Sejarah Kerajaan Tarumanagara
Dalam kisaran sejarah kerajaan hindu budha di Indonesia tak bisa dilepaskan dari keberadaan Kerajaan Tarumanagara. Sebuah kerajaan Hindu aliran wisnu di sebelah barat pulau jawa, atau sekarang Jawa Barat.
Hakikatnya kemunculan kerajaan ini tidak bias dilepaskan dari kemunculan kerajaan Salakanagara sebagai penguasa pantai barat wilayah jawa.
Bahkan diyakini justru keturunan dari Raja-Raja Salakanagara lah yang menjadi cikal bakal kemunculan Tarumanagara.
Denagn beberapa fakata yang munculan seperti ditemukannya tujuh buah prasasti yang bersangkut paut degan keberadaa kerajaan tarumanagara beserta beberapa peninggalan yang ditemukan dapat sedikitnya diambil kesimpulan mengenai kerajaan ini.
Pembahasan
A. Sejarah Kerajaan Tarumanagara
Tarumanagara merupakan salah satu kerajaan besar yang beraliran Hindu wisnu. Kadang kerajaan ini sering juga disebut dengan nama kerajaan Taruma. Letaknya ada di sekitar pesisir sungai Cisadane dan Ciliwung yag berkuasa pada abad ke 4 hingga abad ke 7 masehi.
Selain kerajaan Kutai di Kalimantan Timur, Tarumanagara adalah salah satu kerajaan tertua di nusantara yang meninggalkan catatan-catatan sejarah. Seperti prasasti maupun artefak lainnya.
Sebenarnya keberadaan kerajaan ini masih terjadi simpang siur. Karena keterbatasan bahan bukti yag ditemukan. Akan tetapi sedikitnya bukti-bukti sejarah itu tak membuat para sejarawan menyerah untuk memetakan dimanakah letak kerajaan tarumanagara.

Daftar wilayah beranotasi:

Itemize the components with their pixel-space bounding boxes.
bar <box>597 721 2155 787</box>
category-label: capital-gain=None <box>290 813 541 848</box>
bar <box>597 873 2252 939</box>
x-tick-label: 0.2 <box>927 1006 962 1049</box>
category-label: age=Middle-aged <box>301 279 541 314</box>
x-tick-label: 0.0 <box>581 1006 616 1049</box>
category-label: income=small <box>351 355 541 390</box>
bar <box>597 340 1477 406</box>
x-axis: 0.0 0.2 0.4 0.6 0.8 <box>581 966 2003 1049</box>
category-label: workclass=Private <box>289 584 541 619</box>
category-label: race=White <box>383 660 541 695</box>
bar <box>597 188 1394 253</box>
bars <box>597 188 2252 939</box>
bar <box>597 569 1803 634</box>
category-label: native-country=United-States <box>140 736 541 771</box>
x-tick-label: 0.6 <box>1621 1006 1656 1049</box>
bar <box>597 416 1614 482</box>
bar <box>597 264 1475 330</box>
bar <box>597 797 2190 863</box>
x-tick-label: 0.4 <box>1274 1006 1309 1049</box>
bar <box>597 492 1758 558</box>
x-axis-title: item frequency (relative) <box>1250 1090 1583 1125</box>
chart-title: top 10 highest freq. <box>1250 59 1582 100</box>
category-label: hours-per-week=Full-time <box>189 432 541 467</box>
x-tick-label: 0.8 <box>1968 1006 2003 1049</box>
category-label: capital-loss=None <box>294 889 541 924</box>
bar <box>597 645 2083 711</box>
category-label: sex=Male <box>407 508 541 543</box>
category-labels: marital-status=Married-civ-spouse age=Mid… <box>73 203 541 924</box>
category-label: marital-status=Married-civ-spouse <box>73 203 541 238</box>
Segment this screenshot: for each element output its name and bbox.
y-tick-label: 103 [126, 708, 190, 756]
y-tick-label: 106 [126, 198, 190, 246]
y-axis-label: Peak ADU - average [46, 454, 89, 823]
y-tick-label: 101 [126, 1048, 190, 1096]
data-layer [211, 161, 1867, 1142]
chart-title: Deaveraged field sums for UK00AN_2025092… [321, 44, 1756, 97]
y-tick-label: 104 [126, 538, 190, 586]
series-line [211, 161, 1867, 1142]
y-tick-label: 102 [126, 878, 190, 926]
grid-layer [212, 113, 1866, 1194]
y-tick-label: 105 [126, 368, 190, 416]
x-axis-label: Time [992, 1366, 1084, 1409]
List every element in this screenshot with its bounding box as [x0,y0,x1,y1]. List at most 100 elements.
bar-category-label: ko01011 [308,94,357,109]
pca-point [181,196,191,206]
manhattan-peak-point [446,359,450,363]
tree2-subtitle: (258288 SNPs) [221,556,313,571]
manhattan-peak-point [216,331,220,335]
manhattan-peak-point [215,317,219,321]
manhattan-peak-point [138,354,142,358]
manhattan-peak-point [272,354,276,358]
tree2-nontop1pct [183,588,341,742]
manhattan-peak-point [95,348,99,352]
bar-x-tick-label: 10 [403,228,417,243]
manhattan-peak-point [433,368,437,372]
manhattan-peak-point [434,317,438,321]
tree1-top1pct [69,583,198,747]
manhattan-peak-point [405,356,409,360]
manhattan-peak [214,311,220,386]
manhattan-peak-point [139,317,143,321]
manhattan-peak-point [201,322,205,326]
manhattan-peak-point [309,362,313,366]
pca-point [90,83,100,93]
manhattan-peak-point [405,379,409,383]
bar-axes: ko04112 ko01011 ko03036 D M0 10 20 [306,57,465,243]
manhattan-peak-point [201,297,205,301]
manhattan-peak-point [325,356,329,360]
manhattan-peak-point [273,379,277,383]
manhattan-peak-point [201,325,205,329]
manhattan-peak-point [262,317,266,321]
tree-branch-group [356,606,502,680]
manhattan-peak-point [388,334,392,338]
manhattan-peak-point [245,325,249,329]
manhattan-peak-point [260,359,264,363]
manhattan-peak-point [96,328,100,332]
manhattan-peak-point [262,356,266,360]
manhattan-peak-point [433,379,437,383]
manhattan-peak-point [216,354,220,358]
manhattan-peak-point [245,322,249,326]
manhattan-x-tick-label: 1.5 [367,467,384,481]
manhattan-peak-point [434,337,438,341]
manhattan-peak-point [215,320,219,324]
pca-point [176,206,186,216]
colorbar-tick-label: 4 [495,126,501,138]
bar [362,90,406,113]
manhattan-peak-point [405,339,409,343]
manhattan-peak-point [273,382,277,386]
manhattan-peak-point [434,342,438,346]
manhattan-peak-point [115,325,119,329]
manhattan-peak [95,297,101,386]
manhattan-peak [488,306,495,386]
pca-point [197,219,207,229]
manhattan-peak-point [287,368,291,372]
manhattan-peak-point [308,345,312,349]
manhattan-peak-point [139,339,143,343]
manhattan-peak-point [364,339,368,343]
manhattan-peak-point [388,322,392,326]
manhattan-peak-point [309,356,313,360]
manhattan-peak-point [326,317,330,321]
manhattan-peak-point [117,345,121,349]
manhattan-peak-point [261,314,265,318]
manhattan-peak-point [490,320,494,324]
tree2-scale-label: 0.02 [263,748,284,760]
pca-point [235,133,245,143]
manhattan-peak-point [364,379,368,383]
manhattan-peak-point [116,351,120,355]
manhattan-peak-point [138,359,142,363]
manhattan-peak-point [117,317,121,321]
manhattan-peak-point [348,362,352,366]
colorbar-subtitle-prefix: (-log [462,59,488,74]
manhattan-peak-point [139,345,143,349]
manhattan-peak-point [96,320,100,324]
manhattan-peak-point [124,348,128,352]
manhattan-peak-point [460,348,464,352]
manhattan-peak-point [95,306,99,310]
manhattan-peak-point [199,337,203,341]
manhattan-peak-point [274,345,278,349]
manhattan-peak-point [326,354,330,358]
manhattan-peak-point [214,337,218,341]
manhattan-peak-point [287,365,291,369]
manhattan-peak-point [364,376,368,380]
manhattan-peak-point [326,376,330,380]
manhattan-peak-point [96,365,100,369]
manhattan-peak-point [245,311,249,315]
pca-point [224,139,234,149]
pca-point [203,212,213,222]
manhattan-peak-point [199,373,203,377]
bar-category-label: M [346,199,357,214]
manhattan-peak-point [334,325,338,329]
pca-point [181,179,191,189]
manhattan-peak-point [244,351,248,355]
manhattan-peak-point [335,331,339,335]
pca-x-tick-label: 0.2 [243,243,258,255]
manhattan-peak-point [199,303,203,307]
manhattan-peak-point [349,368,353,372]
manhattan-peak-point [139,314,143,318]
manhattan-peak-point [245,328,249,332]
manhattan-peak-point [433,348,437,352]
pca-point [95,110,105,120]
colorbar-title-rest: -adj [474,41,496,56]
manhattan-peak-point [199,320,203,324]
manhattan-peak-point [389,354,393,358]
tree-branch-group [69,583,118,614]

#### Tugas yang Dikerjakan:
- 1) Sebutkan semua kerajaan yang disebut namanya dalam teks tentang Tarumanagara.
- 2) Menurut teks tentang Tarumanagara, dari abad berapa sampai abad berapa kerajaan itu berkuasa?
- 3) Teruskan teks tentang Tarumanagara mulai dari sesudah kalimat terakhirnya.

#### Kunci Jawaban:
- 1) Tarumanagara (disebut juga Taruma), Salakanagara, dan Kutai.

- 2) Dari abad ke-4 hingga abad ke-7 Masehi.

- 3)
Bukti keberadaan kerajaan Taruma diketahui dari sumber-sumber yang antara lain adalah tujuh buah prasasti yang ditemukan empat di bogor, satu di Jakarta, dan satu di Lebak Banten. Dari prasasti-prasasti ini diketahui bahwa kerajaan dipimpin oleh Rajadirajaguru Jayasingawarman pada tahun 358 M sampai 382 M.
Untuk mengetahui letak dimana kerajaan ini berdiri, mari kita lihat prasasti Tugu peninggalan raja Purnawarman, disebutkan bahwa sang Raja Purnawarman telah menggali sebuah sungai bernama Candrabhaga yang melalui keratin. Dari kata Candrabhaga, Prof. Poerbotjakoro membuat tafsiran bahwa Candrabhaga tidak lain adalah bekasi. Candra berarti bulan atau sasih. Candrabhaga adalah bahasa sansakerta yang susunannya tidak berdasarkan hokum D-M. Kalau disusun berdasarkan hokum D-M, susunannya harus bhagacandra. Candra adalah bulan atau sasih. Jadi bhagacandra berubah menjadi bagasasih, kemudian berubah lagi menjadi bagasi, lalu bekasi (Purbotjakoro, 1952: 12-14). Karena keraton itu dilalui sungai candrabhaga, mungkin sekali bahwa keraton itu letaknya di daerah Bekasi sekarang.
Sumber-sumber dari luar negeri semuanya berasal dari berita Tiongkok.
1. Berita Fa Hien, tahun 414M dalam bukunya yang berjudul Fa Kao Chi menceritakan bahwa di Ye-po-ti ("Jawadwipa") hanya sedikit dijumpai orang-orang yang beragama Buddha, yang banyak adalah orang-orang yang beragama Hindu dan "beragama kotor" (maksudnya animisme).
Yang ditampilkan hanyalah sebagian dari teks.